◆ **Exercise instructions**
Output the data word for word, dropping every image.

◆ **Saved entries**
——————
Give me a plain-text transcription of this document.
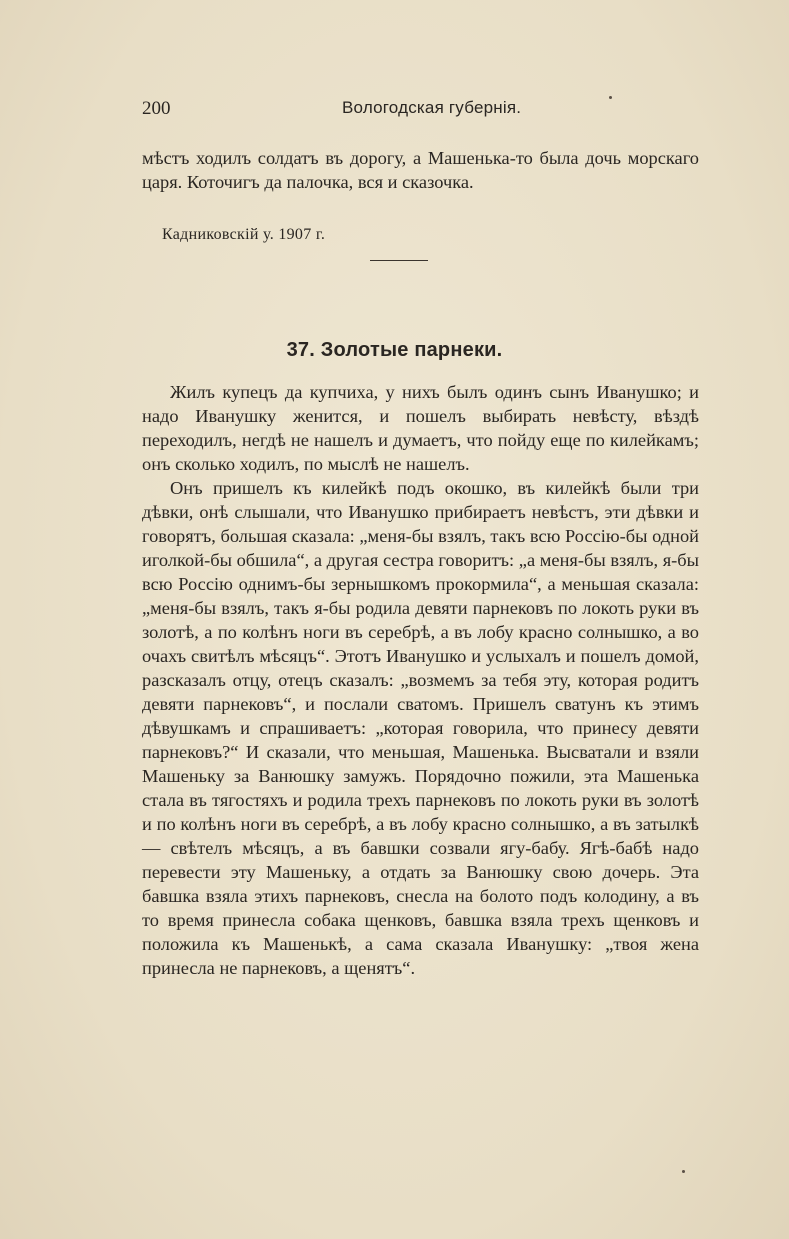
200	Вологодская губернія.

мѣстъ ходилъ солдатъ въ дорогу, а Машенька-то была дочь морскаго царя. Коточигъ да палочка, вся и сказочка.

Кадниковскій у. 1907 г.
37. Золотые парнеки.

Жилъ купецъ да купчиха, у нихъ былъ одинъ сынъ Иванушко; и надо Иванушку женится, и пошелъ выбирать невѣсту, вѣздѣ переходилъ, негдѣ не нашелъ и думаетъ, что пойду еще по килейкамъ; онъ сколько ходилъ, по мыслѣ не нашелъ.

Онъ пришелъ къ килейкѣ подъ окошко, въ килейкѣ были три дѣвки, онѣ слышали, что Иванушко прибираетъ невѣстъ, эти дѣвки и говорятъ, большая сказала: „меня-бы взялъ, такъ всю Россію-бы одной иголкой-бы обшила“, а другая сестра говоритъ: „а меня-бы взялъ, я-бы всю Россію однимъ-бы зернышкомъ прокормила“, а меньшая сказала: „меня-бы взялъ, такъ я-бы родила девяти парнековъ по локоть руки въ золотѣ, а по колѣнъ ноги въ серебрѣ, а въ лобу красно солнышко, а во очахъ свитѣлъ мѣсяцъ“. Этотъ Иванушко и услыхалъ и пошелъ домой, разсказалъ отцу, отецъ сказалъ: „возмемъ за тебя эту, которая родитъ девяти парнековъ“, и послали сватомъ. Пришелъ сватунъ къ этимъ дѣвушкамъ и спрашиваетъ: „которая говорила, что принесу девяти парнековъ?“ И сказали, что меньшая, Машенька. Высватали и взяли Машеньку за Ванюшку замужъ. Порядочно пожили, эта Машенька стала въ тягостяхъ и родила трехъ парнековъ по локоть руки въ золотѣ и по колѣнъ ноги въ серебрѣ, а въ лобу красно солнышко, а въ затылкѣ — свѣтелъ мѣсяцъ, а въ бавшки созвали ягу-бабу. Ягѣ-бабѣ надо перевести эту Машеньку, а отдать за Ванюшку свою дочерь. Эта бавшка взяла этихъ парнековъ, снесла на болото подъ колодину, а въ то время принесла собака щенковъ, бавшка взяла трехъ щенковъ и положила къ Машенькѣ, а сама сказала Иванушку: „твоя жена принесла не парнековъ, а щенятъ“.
——————
◆ **Completed exercise**
Give me a plain-text transcription of this document.
200	Вологодская губернія.

мѣстъ ходилъ солдатъ въ дорогу, а Машенька-то была дочь морскаго царя. Коточигъ да палочка, вся и сказочка.

Кадниковскій у. 1907 г.
37. Золотые парнеки.

Жилъ купецъ да купчиха, у нихъ былъ одинъ сынъ Иванушко; и надо Иванушку женится, и пошелъ выбирать невѣсту, вѣздѣ переходилъ, негдѣ не нашелъ и думаетъ, что пойду еще по килейкамъ; онъ сколько ходилъ, по мыслѣ не нашелъ.

Онъ пришелъ къ килейкѣ подъ окошко, въ килейкѣ были три дѣвки, онѣ слышали, что Иванушко прибираетъ невѣстъ, эти дѣвки и говорятъ, большая сказала: „меня-бы взялъ, такъ всю Россію-бы одной иголкой-бы обшила“, а другая сестра говоритъ: „а меня-бы взялъ, я-бы всю Россію однимъ-бы зернышкомъ прокормила“, а меньшая сказала: „меня-бы взялъ, такъ я-бы родила девяти парнековъ по локоть руки въ золотѣ, а по колѣнъ ноги въ серебрѣ, а въ лобу красно солнышко, а во очахъ свитѣлъ мѣсяцъ“. Этотъ Иванушко и услыхалъ и пошелъ домой, разсказалъ отцу, отецъ сказалъ: „возмемъ за тебя эту, которая родитъ девяти парнековъ“, и послали сватомъ. Пришелъ сватунъ къ этимъ дѣвушкамъ и спрашиваетъ: „которая говорила, что принесу девяти парнековъ?“ И сказали, что меньшая, Машенька. Высватали и взяли Машеньку за Ванюшку замужъ. Порядочно пожили, эта Машенька стала въ тягостяхъ и родила трехъ парнековъ по локоть руки въ золотѣ и по колѣнъ ноги въ серебрѣ, а въ лобу красно солнышко, а въ затылкѣ — свѣтелъ мѣсяцъ, а въ бавшки созвали ягу-бабу. Ягѣ-бабѣ надо перевести эту Машеньку, а отдать за Ванюшку свою дочерь. Эта бавшка взяла этихъ парнековъ, снесла на болото подъ колодину, а въ то время принесла собака щенковъ, бавшка взяла трехъ щенковъ и положила къ Машенькѣ, а сама сказала Иванушку: „твоя жена принесла не парнековъ, а щенятъ“.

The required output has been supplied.